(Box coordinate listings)
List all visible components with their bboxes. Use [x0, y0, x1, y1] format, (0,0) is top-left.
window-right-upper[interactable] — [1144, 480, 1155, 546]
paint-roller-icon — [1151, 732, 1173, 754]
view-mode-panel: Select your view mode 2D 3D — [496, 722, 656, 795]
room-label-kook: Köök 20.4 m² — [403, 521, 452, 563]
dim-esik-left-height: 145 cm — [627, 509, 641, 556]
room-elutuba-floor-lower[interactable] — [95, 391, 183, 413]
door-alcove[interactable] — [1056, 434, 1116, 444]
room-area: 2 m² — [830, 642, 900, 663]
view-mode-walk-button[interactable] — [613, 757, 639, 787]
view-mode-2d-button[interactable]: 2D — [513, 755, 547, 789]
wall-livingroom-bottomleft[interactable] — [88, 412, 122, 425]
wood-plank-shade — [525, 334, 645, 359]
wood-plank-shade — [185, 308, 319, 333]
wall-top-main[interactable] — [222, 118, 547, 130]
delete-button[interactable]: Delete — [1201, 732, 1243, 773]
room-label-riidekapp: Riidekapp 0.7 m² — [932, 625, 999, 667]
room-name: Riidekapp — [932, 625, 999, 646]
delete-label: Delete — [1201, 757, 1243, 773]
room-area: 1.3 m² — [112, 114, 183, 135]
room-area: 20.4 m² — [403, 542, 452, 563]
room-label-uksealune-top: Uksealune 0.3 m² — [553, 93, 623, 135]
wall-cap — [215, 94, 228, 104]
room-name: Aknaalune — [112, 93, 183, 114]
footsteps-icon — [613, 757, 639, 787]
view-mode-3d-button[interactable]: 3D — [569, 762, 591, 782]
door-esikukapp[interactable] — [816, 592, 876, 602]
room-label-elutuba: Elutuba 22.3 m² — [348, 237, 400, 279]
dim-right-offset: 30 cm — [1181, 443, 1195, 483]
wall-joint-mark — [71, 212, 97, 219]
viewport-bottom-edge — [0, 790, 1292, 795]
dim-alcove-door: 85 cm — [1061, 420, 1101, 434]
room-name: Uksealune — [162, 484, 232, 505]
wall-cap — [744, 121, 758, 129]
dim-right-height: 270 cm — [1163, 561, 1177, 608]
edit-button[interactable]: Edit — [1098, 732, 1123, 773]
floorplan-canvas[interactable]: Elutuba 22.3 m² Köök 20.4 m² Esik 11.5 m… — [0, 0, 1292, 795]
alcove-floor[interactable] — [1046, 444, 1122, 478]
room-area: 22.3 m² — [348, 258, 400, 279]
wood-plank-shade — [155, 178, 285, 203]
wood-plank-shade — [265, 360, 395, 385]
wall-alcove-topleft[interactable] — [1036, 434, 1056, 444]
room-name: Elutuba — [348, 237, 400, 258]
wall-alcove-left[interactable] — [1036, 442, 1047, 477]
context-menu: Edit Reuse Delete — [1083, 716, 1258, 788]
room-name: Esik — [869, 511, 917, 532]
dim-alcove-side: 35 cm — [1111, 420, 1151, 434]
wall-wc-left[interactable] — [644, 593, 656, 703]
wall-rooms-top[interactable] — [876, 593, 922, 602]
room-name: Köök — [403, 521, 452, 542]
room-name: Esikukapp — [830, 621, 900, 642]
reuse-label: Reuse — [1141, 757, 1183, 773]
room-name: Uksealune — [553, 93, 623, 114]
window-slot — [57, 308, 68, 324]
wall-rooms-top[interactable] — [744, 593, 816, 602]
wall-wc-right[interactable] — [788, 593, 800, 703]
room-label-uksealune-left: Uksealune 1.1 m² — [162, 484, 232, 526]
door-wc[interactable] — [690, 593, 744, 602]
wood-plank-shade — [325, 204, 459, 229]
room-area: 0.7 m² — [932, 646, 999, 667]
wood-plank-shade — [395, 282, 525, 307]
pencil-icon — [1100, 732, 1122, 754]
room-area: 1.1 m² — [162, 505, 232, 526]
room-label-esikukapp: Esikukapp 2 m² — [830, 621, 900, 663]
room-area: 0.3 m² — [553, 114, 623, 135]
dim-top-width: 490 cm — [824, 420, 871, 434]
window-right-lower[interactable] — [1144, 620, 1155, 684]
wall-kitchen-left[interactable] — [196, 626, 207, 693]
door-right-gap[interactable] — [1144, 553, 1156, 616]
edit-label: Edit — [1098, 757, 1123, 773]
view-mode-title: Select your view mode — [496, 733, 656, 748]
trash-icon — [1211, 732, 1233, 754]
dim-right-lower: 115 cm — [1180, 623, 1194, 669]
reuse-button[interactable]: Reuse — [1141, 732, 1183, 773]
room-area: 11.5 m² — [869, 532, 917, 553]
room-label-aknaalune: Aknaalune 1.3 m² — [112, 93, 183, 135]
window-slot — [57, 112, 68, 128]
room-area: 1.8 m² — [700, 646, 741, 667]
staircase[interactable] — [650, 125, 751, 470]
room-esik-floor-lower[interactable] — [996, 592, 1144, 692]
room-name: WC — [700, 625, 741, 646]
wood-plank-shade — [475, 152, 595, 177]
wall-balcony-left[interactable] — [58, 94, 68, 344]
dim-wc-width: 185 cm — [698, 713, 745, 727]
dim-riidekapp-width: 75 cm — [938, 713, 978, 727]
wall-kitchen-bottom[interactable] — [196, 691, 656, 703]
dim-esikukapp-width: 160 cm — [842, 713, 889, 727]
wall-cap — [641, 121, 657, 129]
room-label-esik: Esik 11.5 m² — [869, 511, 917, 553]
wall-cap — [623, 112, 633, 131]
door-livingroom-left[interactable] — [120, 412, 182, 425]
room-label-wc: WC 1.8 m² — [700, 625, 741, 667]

*To be done*:
Pull out every line from the box coordinate listings above that contains the string "your", copying each one in full. Case counts.

*Worked answer*:
view-mode-panel: Select your view mode 2D 3D — [496, 722, 656, 795]
view-mode-title: Select your view mode — [496, 733, 656, 748]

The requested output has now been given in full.